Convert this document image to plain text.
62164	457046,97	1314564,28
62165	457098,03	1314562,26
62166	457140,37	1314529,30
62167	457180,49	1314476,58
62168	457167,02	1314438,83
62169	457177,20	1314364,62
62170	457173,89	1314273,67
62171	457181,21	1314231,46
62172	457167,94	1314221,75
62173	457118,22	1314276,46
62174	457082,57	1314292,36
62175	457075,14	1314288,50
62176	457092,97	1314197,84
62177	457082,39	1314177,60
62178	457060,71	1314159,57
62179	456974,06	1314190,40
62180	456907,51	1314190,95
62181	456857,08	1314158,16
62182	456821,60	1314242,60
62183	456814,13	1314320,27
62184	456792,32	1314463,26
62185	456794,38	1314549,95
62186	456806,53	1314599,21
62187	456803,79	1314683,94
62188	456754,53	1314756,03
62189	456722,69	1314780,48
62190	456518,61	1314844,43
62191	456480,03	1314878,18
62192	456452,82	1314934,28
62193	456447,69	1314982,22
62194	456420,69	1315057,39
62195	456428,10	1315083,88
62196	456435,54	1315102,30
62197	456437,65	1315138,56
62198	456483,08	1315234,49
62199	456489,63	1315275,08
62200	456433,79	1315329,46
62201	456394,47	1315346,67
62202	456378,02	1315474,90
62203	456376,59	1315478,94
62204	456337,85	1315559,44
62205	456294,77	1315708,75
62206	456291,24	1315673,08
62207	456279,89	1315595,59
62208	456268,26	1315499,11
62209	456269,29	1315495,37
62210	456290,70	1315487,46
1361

---

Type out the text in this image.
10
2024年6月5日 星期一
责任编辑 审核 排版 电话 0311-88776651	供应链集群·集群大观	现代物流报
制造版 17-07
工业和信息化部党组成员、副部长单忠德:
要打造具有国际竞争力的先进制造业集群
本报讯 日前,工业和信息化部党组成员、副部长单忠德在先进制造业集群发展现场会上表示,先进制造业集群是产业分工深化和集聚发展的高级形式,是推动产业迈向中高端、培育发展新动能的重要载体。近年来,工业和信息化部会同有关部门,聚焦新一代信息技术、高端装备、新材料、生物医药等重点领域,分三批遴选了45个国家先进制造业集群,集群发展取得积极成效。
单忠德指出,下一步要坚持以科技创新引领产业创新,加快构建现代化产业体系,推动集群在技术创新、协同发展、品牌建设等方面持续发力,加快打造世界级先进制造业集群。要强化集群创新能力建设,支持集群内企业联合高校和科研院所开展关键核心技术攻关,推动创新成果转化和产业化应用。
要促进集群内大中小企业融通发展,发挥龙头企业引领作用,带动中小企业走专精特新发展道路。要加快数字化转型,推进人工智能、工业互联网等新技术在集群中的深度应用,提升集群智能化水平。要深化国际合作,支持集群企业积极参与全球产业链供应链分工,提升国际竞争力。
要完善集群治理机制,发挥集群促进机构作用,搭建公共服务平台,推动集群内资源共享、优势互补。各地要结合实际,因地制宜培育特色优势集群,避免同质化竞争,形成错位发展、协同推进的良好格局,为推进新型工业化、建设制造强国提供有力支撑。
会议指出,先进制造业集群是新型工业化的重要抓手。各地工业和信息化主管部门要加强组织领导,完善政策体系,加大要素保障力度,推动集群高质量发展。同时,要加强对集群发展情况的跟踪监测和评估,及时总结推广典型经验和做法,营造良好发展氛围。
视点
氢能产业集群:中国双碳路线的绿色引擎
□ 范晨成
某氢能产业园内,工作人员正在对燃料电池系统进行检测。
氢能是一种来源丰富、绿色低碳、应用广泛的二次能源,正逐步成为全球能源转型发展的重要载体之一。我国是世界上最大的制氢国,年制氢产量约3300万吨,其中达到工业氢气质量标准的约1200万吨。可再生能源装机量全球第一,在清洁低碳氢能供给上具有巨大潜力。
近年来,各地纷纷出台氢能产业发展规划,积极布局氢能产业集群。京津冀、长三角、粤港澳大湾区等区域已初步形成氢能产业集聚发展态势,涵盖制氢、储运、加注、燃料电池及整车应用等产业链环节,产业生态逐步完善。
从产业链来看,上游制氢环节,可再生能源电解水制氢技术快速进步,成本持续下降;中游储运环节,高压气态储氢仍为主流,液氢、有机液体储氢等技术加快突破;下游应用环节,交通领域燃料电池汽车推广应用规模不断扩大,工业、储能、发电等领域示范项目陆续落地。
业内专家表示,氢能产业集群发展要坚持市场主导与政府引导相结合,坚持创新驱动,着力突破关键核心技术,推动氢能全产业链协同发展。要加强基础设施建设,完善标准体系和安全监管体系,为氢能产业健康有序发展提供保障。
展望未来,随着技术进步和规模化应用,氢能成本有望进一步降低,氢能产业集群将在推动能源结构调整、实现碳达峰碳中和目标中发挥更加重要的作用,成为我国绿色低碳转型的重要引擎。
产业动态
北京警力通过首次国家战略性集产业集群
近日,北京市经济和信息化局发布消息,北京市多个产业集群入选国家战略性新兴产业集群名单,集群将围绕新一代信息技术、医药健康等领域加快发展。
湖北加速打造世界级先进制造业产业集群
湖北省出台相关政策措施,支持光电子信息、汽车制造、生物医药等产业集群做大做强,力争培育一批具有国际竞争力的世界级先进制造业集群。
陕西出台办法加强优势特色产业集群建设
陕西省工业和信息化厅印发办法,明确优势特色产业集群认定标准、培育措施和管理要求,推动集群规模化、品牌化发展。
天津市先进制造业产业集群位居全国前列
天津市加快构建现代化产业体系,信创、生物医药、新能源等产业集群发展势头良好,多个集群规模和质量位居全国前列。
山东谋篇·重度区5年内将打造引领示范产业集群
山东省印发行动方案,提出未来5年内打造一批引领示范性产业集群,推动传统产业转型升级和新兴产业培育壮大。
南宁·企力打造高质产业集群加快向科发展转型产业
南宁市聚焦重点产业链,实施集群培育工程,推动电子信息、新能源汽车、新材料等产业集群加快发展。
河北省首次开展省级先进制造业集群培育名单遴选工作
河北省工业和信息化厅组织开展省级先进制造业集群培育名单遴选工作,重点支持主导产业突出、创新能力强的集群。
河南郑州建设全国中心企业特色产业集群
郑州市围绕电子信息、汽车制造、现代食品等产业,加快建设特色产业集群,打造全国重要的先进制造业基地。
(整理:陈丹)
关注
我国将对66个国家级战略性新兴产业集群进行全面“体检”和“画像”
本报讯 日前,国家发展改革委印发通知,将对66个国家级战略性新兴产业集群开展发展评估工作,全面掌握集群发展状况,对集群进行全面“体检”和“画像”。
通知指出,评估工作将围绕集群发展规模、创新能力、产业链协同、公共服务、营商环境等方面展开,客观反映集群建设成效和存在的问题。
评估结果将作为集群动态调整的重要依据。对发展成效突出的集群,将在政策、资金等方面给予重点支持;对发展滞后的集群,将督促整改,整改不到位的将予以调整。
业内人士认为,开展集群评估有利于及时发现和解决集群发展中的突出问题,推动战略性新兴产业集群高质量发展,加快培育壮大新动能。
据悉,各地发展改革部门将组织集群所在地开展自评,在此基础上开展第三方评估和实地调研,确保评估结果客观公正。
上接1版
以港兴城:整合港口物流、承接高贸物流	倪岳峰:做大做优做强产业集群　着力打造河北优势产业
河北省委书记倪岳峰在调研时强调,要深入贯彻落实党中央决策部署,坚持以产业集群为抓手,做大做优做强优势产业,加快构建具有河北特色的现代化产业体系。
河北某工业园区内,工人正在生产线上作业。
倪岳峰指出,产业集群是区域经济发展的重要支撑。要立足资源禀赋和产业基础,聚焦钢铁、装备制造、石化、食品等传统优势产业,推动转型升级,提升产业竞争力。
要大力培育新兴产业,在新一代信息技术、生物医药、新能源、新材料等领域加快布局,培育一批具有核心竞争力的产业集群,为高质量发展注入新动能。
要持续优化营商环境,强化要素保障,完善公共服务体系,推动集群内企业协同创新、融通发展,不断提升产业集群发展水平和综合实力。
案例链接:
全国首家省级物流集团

* * *

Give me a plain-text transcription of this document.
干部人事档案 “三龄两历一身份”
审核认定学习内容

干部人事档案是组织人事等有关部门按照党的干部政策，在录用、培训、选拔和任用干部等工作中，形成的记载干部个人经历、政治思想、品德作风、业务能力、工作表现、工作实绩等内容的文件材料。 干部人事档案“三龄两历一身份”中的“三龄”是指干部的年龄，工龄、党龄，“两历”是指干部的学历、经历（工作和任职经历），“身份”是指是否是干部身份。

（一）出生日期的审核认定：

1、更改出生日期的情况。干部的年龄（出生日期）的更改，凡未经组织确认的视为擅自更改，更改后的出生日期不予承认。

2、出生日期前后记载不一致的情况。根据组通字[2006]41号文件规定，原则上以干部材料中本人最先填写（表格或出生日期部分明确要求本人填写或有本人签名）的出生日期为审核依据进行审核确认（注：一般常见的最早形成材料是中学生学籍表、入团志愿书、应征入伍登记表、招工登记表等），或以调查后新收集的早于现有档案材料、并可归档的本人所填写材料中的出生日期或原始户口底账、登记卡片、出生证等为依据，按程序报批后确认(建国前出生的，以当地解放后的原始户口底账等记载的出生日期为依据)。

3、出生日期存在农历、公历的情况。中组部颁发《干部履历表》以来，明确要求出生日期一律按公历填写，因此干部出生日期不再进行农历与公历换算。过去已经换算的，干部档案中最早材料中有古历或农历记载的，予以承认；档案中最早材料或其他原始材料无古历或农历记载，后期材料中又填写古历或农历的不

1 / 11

Exercise aim — From the records above, copy every line that holds the word "干部人事档案".

Solution —
干部人事档案 “三龄两历一身份”
干部人事档案是组织人事等有关部门按照党的干部政策，在录用、培训、选拔和任用干部等工作中，形成的记载干部个人经历、政治思想、品德作风、业务能力、工作表现、工作实绩等内容的文件材料。 干部人事档案“三龄两历一身份”中的“三龄”是指干部的年龄，工龄、党龄，“两历”是指干部的学历、经历（工作和任职经历），“身份”是指是否是干部身份。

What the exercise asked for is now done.